_EXERCISE_
Copy the data that follows, character for character, minus the pictures.

--- start ---

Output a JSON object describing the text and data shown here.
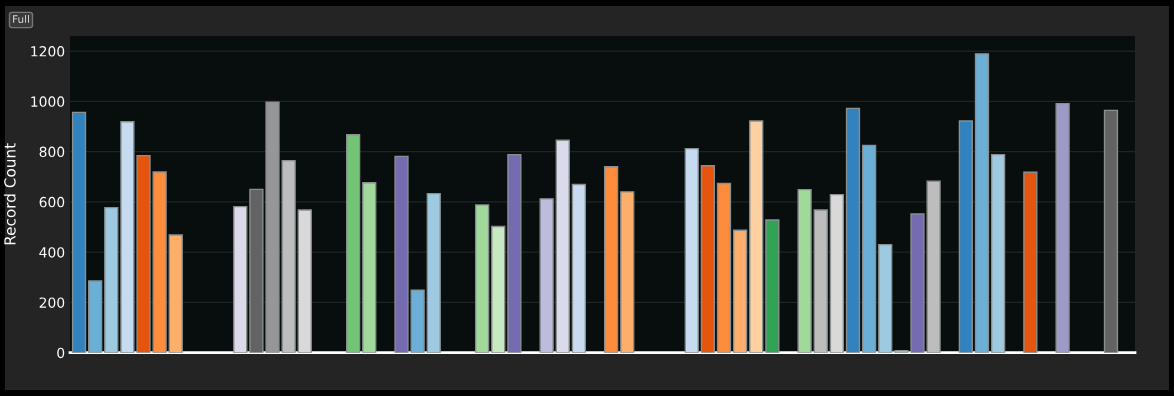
{
  "chart_data": {
    "type": "bar",
    "ylabel": "Record Count",
    "annotations": [
      "Full"
    ],
    "categories": [
      null,
      null,
      null,
      null,
      null,
      null,
      null,
      null,
      null,
      null,
      null,
      null,
      null,
      null,
      null,
      null,
      null,
      null,
      null,
      null,
      null,
      null,
      null,
      null,
      null,
      null,
      null,
      null,
      null,
      null,
      null,
      null,
      null,
      null,
      null,
      null,
      null,
      null,
      null,
      null,
      null,
      null,
      null,
      null,
      null,
      null,
      null,
      null,
      null,
      null,
      null,
      null,
      null,
      null,
      null,
      null,
      null,
      null,
      null,
      null,
      null,
      null,
      null,
      null,
      null,
      null
    ],
    "values": [
      956,
      285,
      577,
      919,
      784,
      719,
      468,
      null,
      null,
      null,
      581,
      650,
      997,
      764,
      568,
      null,
      null,
      867,
      676,
      null,
      781,
      249,
      633,
      null,
      null,
      588,
      502,
      788,
      null,
      612,
      845,
      669,
      null,
      740,
      640,
      null,
      null,
      null,
      812,
      744,
      673,
      487,
      922,
      528,
      null,
      649,
      568,
      629,
      972,
      825,
      430,
      8,
      552,
      682,
      null,
      922,
      1189,
      788,
      null,
      718,
      null,
      991,
      null,
      null,
      964,
      null
    ],
    "colors": [
      "#3182bd",
      "#6baed6",
      "#9ecae1",
      "#c6dbef",
      "#e6550d",
      "#fd8d3c",
      "#fdae6b",
      null,
      null,
      null,
      "#dadaeb",
      "#636363",
      "#969696",
      "#bdbdbd",
      "#d9d9d9",
      null,
      null,
      "#74c476",
      "#a1d99b",
      null,
      "#756bb1",
      "#6baed6",
      "#9ecae1",
      null,
      null,
      "#a1d99b",
      "#c7e9c0",
      "#756bb1",
      null,
      "#bcbddc",
      "#dadaeb",
      "#c6dbef",
      null,
      "#fd8d3c",
      "#fdae6b",
      null,
      null,
      null,
      "#c6dbef",
      "#e6550d",
      "#fd8d3c",
      "#fdae6b",
      "#fdd0a2",
      "#31a354",
      null,
      "#a1d99b",
      "#bdbdbd",
      "#d9d9d9",
      "#3182bd",
      "#6baed6",
      "#9ecae1",
      "#c7e9c0",
      "#756bb1",
      "#bdbdbd",
      null,
      "#3182bd",
      "#6baed6",
      "#9ecae1",
      null,
      "#e6550d",
      null,
      "#9e9ac8",
      null,
      null,
      "#636363",
      null
    ],
    "ylim": [
      0,
      1260
    ],
    "yticks": [
      0,
      200,
      400,
      600,
      800,
      1000,
      1200
    ],
    "grid": "y",
    "tick_labels": "y",
    "legend": false
  }
}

--- end ---

_WRITTEN REPLY_
Output a JSON object describing the text and data shown here.
{
  "chart_data": {
    "type": "bar",
    "ylabel": "Record Count",
    "annotations": [
      "Full"
    ],
    "categories": [
      null,
      null,
      null,
      null,
      null,
      null,
      null,
      null,
      null,
      null,
      null,
      null,
      null,
      null,
      null,
      null,
      null,
      null,
      null,
      null,
      null,
      null,
      null,
      null,
      null,
      null,
      null,
      null,
      null,
      null,
      null,
      null,
      null,
      null,
      null,
      null,
      null,
      null,
      null,
      null,
      null,
      null,
      null,
      null,
      null,
      null,
      null,
      null,
      null,
      null,
      null,
      null,
      null,
      null,
      null,
      null,
      null,
      null,
      null,
      null,
      null,
      null,
      null,
      null,
      null,
      null
    ],
    "values": [
      956,
      285,
      577,
      919,
      784,
      719,
      468,
      null,
      null,
      null,
      581,
      650,
      997,
      764,
      568,
      null,
      null,
      867,
      676,
      null,
      781,
      249,
      633,
      null,
      null,
      588,
      502,
      788,
      null,
      612,
      845,
      669,
      null,
      740,
      640,
      null,
      null,
      null,
      812,
      744,
      673,
      487,
      922,
      528,
      null,
      649,
      568,
      629,
      972,
      825,
      430,
      8,
      552,
      682,
      null,
      922,
      1189,
      788,
      null,
      718,
      null,
      991,
      null,
      null,
      964,
      null
    ],
    "colors": [
      "#3182bd",
      "#6baed6",
      "#9ecae1",
      "#c6dbef",
      "#e6550d",
      "#fd8d3c",
      "#fdae6b",
      null,
      null,
      null,
      "#dadaeb",
      "#636363",
      "#969696",
      "#bdbdbd",
      "#d9d9d9",
      null,
      null,
      "#74c476",
      "#a1d99b",
      null,
      "#756bb1",
      "#6baed6",
      "#9ecae1",
      null,
      null,
      "#a1d99b",
      "#c7e9c0",
      "#756bb1",
      null,
      "#bcbddc",
      "#dadaeb",
      "#c6dbef",
      null,
      "#fd8d3c",
      "#fdae6b",
      null,
      null,
      null,
      "#c6dbef",
      "#e6550d",
      "#fd8d3c",
      "#fdae6b",
      "#fdd0a2",
      "#31a354",
      null,
      "#a1d99b",
      "#bdbdbd",
      "#d9d9d9",
      "#3182bd",
      "#6baed6",
      "#9ecae1",
      "#c7e9c0",
      "#756bb1",
      "#bdbdbd",
      null,
      "#3182bd",
      "#6baed6",
      "#9ecae1",
      null,
      "#e6550d",
      null,
      "#9e9ac8",
      null,
      null,
      "#636363",
      null
    ],
    "ylim": [
      0,
      1260
    ],
    "yticks": [
      0,
      200,
      400,
      600,
      800,
      1000,
      1200
    ],
    "grid": "y",
    "tick_labels": "y",
    "legend": false
  }
}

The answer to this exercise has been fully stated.